Stored entries
╭──
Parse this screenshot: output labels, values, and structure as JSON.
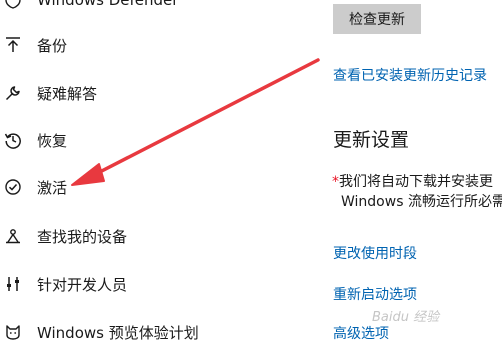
{
  "sidebar": {
    "items": [
      {
        "label": "Windows Defender",
        "icon": "shield-icon"
      },
      {
        "label": "备份",
        "icon": "backup-arrow-icon"
      },
      {
        "label": "疑难解答",
        "icon": "wrench-icon"
      },
      {
        "label": "恢复",
        "icon": "history-icon"
      },
      {
        "label": "激活",
        "icon": "check-circle-icon"
      },
      {
        "label": "查找我的设备",
        "icon": "find-device-icon"
      },
      {
        "label": "针对开发人员",
        "icon": "developer-tools-icon"
      },
      {
        "label": "Windows 预览体验计划",
        "icon": "insider-cat-icon"
      }
    ]
  },
  "main": {
    "check_button": "检查更新",
    "history_link": "查看已安装更新历史记录",
    "settings_title": "更新设置",
    "desc_asterisk": "*",
    "desc_line1": "我们将自动下载并安装更",
    "desc_line2": "Windows 流畅运行所必需",
    "links": [
      "更改使用时段",
      "重新启动选项",
      "高级选项"
    ]
  },
  "watermark": "Baidu 经验",
  "colors": {
    "link": "#0063b1",
    "button_bg": "#cccccc",
    "annotation_arrow": "#e8393f"
  }
}
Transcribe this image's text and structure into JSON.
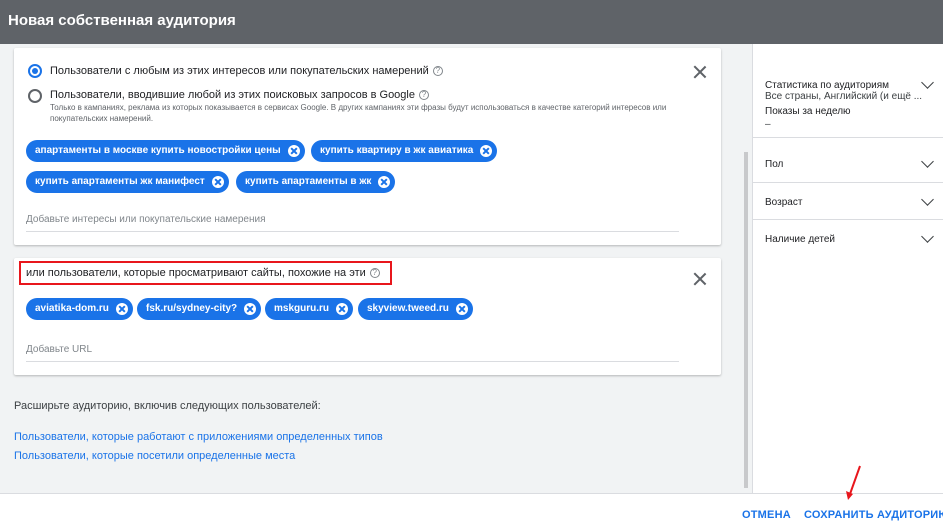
{
  "header": {
    "title": "Новая собственная аудитория"
  },
  "interests": {
    "option_any": "Пользователи с любым из этих интересов или покупательских намерений",
    "option_search": "Пользователи, вводившие любой из этих поисковых запросов в Google",
    "option_search_note": "Только в кампаниях, реклама из которых показывается в сервисах Google. В других кампаниях эти фразы будут использоваться в качестве категорий интересов или покупательских намерений.",
    "chips": [
      "апартаменты в москве купить новостройки цены",
      "купить квартиру в жк авиатика",
      "купить апартаменты жк манифест",
      "купить апартаменты в жк"
    ],
    "input_placeholder": "Добавьте интересы или покупательские намерения",
    "selected_option": "option_any"
  },
  "urls": {
    "label": "или пользователи, которые просматривают сайты, похожие на эти",
    "chips": [
      "aviatika-dom.ru",
      "fsk.ru/sydney-city?",
      "mskguru.ru",
      "skyview.tweed.ru"
    ],
    "input_placeholder": "Добавьте URL"
  },
  "expand": {
    "text": "Расширьте аудиторию, включив следующих пользователей:",
    "link_apps": "Пользователи, которые работают с приложениями определенных типов",
    "link_places": "Пользователи, которые посетили определенные места"
  },
  "sidebar": {
    "stats_title": "Статистика по аудиториям",
    "stats_sub": "Все страны, Английский (и ещё ...",
    "impressions_label": "Показы за неделю",
    "impressions_value": "–",
    "gender": "Пол",
    "age": "Возраст",
    "children": "Наличие детей"
  },
  "footer": {
    "cancel": "ОТМЕНА",
    "save": "СОХРАНИТЬ АУДИТОРИЮ"
  },
  "colors": {
    "accent": "#1a73e8",
    "header": "#5f6368",
    "highlight": "#e8161c"
  },
  "icons": [
    "help-icon",
    "close-icon",
    "chip-remove-icon",
    "chevron-down-icon",
    "red-arrow-annotation"
  ]
}
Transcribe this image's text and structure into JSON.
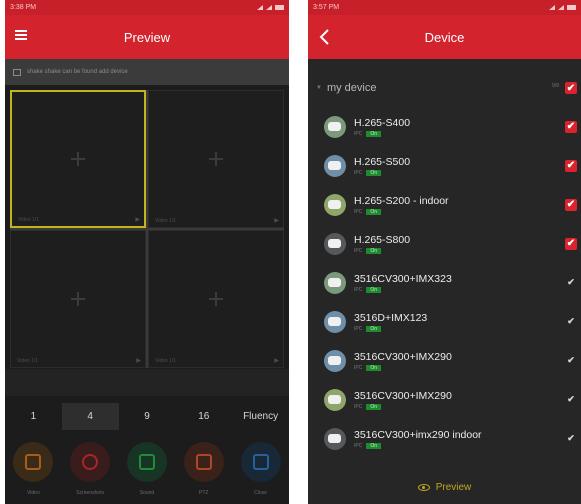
{
  "left": {
    "status": {
      "time": "3:38 PM"
    },
    "title": "Preview",
    "notice": "shake shake can be found add device",
    "cells": [
      {
        "channel": "Video 1/1",
        "selected": true
      },
      {
        "channel": "Video 1/1",
        "selected": false
      },
      {
        "channel": "Video 1/1",
        "selected": false
      },
      {
        "channel": "Video 1/1",
        "selected": false
      }
    ],
    "layouts": [
      "1",
      "4",
      "9",
      "16",
      "Fluency"
    ],
    "active_layout": "4",
    "tools": [
      {
        "icon": "record-icon",
        "label": "Video",
        "color": "#c56a1d",
        "bg": "#3a2a18"
      },
      {
        "icon": "snapshot-icon",
        "label": "Screenshots",
        "color": "#c02b2b",
        "bg": "#3a1c1c"
      },
      {
        "icon": "sound-icon",
        "label": "Sound",
        "color": "#21a23d",
        "bg": "#173424"
      },
      {
        "icon": "ptz-icon",
        "label": "PTZ",
        "color": "#c9532a",
        "bg": "#3a2119"
      },
      {
        "icon": "close-icon",
        "label": "Close",
        "color": "#2c6fb4",
        "bg": "#182837"
      }
    ]
  },
  "right": {
    "status": {
      "time": "3:57 PM"
    },
    "title": "Device",
    "group": {
      "name": "my device",
      "count": "9/9"
    },
    "devices": [
      {
        "name": "H.265-S400",
        "ip": "IPC",
        "status": "On",
        "checked": true
      },
      {
        "name": "H.265-S500",
        "ip": "IPC",
        "status": "On",
        "checked": true
      },
      {
        "name": "H.265-S200 - indoor",
        "ip": "IPC",
        "status": "On",
        "checked": true
      },
      {
        "name": "H.265-S800",
        "ip": "IPC",
        "status": "On",
        "checked": true
      },
      {
        "name": "3516CV300+IMX323",
        "ip": "IPC",
        "status": "On",
        "checked": false
      },
      {
        "name": "3516D+IMX123",
        "ip": "IPC",
        "status": "On",
        "checked": false
      },
      {
        "name": "3516CV300+IMX290",
        "ip": "IPC",
        "status": "On",
        "checked": false
      },
      {
        "name": "3516CV300+IMX290",
        "ip": "IPC",
        "status": "On",
        "checked": false
      },
      {
        "name": "3516CV300+imx290 indoor",
        "ip": "IPC",
        "status": "On",
        "checked": false
      }
    ],
    "preview_label": "Preview"
  },
  "colors": {
    "accent": "#d3242e",
    "selected_border": "#c5b21f",
    "preview": "#c3a51f"
  }
}
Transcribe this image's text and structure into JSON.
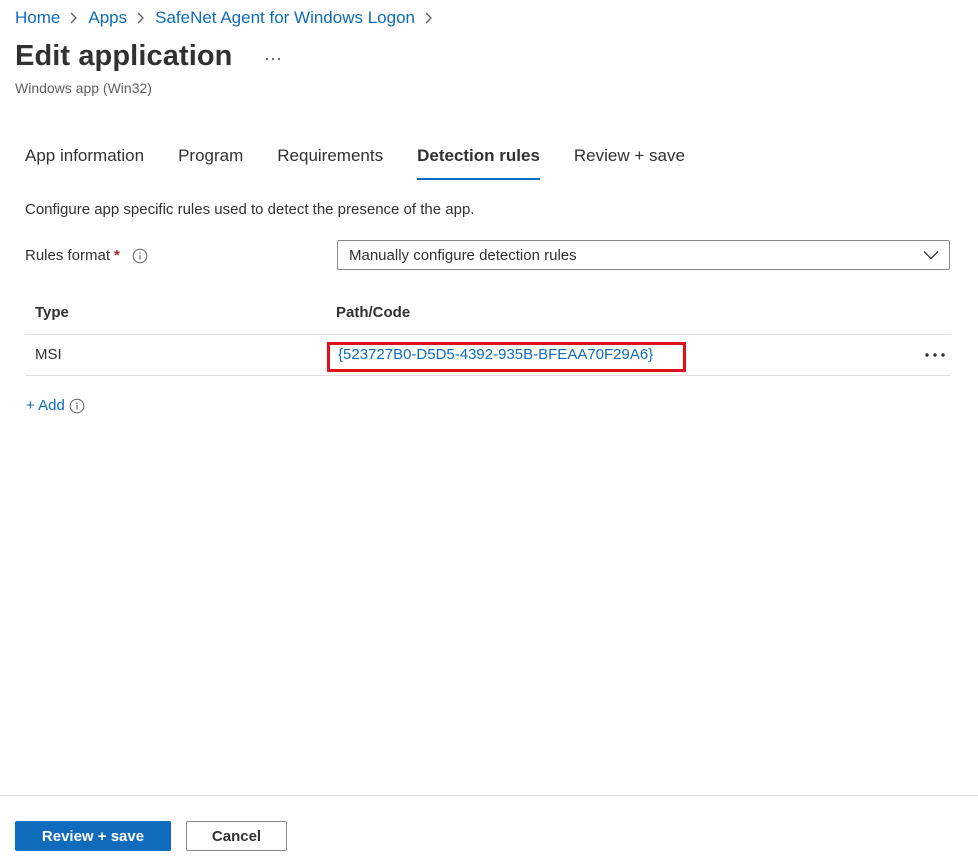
{
  "breadcrumb": {
    "items": [
      "Home",
      "Apps",
      "SafeNet Agent for Windows Logon"
    ]
  },
  "header": {
    "title": "Edit application",
    "subtitle": "Windows app (Win32)",
    "more_icon": "ellipsis-icon"
  },
  "tabs": [
    {
      "label": "App information",
      "active": false
    },
    {
      "label": "Program",
      "active": false
    },
    {
      "label": "Requirements",
      "active": false
    },
    {
      "label": "Detection rules",
      "active": true
    },
    {
      "label": "Review + save",
      "active": false
    }
  ],
  "main": {
    "description": "Configure app specific rules used to detect the presence of the app.",
    "rules_format": {
      "label": "Rules format",
      "required_mark": "*",
      "value": "Manually configure detection rules"
    },
    "table": {
      "headers": [
        "Type",
        "Path/Code"
      ],
      "rows": [
        {
          "type": "MSI",
          "path_code": "{523727B0-D5D5-4392-935B-BFEAA70F29A6}"
        }
      ]
    },
    "add_label": "+ Add"
  },
  "footer": {
    "primary_label": "Review + save",
    "secondary_label": "Cancel"
  },
  "colors": {
    "accent": "#0f6cbd",
    "highlight": "#e0101c",
    "required": "#a4262c"
  }
}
╰──
» **Work to complete**: Pull every line containing "accent" out of the records.

» **Exercise response**:
    "accent": "#1a73e8",
    "accent": "#d3242e",
    "accent": "#0f6cbd",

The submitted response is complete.